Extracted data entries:
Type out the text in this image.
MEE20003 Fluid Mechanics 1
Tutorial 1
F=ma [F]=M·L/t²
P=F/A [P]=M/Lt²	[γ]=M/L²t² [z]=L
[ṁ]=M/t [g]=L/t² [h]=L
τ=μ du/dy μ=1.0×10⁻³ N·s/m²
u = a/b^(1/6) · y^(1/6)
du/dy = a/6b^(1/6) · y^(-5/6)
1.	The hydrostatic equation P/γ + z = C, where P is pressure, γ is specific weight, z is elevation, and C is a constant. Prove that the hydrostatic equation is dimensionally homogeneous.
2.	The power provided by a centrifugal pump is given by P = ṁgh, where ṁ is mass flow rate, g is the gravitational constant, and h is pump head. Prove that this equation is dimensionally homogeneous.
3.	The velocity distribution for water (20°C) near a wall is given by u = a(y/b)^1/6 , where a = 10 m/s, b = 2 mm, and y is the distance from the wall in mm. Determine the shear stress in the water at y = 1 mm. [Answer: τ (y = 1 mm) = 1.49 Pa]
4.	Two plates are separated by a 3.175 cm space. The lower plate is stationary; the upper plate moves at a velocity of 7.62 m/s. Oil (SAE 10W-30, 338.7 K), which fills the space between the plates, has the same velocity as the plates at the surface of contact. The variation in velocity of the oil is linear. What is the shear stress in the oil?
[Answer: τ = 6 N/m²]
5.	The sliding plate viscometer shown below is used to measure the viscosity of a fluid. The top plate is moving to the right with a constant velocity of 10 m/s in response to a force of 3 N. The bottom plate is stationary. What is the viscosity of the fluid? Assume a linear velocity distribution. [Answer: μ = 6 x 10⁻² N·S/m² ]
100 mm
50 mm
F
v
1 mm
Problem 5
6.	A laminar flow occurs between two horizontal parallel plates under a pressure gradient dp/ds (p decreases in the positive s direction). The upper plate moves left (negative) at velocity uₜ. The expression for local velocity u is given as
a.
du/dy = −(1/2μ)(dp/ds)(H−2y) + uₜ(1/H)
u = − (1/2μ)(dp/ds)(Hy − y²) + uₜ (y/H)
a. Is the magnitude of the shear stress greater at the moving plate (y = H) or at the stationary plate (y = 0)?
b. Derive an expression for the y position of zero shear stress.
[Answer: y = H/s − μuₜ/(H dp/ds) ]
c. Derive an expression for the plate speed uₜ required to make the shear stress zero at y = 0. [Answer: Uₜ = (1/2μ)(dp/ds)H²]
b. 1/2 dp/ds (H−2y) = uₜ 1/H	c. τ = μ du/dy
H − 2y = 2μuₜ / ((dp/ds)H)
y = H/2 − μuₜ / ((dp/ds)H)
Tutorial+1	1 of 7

INSTRUCTION
Among the records above, find each line holding the string "this" and pull it out.

RIGHT ANSWER
Type out the text in this image.
2.	The power provided by a centrifugal pump is given by P = ṁgh, where ṁ is mass flow rate, g is the gravitational constant, and h is pump head. Prove that this equation is dimensionally homogeneous.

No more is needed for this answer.